[BEGIN]

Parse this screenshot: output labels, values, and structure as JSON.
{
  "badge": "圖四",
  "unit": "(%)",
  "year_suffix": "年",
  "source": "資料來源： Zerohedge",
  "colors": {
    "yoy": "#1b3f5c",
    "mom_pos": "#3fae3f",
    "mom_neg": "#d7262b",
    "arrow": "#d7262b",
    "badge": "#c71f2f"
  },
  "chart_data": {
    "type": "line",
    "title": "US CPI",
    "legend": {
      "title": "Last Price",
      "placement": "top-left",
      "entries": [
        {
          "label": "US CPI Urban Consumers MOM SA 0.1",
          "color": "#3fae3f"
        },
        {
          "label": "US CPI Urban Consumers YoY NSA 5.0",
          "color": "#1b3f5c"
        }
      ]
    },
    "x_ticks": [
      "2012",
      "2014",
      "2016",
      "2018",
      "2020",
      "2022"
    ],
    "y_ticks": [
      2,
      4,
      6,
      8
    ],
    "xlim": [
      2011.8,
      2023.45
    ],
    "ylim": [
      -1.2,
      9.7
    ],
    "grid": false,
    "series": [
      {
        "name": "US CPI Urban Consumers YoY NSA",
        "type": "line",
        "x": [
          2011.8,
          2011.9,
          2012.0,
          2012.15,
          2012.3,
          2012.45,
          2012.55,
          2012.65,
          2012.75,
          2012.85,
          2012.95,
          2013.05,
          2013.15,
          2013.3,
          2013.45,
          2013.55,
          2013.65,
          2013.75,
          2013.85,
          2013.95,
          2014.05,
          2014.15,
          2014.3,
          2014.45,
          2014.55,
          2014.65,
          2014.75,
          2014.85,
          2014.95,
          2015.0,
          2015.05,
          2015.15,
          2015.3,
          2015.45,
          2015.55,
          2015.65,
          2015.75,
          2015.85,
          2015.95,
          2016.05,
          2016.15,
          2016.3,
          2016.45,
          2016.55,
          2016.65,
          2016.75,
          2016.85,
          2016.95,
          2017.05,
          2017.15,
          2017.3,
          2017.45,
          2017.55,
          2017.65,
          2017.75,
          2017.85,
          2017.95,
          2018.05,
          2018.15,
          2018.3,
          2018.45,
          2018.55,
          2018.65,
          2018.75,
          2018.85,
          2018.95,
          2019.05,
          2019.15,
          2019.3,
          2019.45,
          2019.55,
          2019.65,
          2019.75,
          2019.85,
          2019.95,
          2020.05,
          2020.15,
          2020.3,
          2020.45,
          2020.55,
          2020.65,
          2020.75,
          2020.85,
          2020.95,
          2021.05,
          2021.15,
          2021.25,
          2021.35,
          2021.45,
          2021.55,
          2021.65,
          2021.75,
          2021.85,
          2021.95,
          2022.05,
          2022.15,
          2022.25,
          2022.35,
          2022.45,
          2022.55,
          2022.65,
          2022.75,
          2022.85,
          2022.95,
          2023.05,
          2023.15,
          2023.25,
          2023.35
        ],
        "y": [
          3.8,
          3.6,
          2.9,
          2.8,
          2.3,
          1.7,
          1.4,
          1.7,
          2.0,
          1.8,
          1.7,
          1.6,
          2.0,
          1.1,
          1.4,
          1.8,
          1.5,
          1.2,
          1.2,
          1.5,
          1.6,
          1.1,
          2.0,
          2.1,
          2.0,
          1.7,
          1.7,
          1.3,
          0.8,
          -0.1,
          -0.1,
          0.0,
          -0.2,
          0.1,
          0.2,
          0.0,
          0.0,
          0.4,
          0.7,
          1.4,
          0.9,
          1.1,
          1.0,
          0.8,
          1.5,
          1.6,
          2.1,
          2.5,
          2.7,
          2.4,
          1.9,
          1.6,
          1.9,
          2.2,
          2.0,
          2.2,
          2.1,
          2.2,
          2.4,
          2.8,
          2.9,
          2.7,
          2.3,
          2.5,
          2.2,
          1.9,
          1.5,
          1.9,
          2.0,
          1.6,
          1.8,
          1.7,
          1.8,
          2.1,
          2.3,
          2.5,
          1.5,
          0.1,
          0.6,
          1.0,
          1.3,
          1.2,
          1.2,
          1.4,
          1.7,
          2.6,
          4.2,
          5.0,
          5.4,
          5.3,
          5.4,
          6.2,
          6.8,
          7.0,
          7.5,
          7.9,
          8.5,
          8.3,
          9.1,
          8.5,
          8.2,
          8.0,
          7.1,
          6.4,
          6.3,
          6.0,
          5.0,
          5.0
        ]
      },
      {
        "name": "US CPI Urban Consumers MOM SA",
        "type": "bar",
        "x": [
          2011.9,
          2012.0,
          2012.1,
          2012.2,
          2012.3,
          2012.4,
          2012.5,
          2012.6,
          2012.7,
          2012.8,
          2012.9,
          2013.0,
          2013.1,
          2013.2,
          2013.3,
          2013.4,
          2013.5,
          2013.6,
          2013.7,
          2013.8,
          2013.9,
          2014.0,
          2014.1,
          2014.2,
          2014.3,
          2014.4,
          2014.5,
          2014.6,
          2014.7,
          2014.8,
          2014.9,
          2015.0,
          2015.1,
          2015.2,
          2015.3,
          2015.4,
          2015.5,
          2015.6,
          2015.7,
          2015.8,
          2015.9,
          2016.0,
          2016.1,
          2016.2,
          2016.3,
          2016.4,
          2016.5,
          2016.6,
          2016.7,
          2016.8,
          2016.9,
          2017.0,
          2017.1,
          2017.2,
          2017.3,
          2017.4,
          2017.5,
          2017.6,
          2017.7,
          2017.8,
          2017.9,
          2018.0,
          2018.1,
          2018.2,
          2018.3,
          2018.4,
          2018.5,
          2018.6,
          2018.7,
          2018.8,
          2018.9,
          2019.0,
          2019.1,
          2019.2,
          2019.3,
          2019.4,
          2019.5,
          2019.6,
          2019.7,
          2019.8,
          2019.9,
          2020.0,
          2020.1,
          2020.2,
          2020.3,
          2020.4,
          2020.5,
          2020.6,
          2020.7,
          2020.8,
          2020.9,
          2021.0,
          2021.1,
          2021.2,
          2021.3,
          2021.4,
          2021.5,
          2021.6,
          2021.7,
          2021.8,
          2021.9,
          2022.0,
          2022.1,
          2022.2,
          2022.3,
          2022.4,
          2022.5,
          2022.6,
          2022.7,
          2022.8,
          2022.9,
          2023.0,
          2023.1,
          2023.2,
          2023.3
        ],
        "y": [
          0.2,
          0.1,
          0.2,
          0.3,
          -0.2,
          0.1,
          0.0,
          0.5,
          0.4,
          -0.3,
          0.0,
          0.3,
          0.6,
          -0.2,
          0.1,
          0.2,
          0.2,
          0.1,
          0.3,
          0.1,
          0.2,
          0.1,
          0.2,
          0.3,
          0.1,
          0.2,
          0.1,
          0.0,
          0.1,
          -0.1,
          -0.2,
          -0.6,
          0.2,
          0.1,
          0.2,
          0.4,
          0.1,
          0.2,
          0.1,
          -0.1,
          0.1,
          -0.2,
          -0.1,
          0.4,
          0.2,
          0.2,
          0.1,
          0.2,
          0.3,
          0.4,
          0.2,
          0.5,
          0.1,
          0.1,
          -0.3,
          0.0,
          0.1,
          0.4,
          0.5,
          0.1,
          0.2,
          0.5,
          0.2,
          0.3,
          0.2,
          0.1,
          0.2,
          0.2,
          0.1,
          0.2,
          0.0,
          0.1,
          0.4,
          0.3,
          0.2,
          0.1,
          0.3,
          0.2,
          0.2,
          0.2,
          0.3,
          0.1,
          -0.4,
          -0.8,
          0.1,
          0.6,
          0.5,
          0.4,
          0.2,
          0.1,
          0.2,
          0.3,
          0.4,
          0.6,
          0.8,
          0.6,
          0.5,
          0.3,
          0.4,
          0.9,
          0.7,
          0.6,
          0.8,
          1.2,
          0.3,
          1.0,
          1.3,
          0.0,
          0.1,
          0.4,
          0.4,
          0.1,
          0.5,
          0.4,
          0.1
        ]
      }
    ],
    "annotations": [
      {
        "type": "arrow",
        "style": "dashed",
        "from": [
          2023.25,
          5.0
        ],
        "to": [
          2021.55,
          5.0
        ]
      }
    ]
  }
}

[END]

EXERCISE REQUIREMENTS: Report only a number: how many lines in the material above contain the string "Urban".

THE RESULT: 4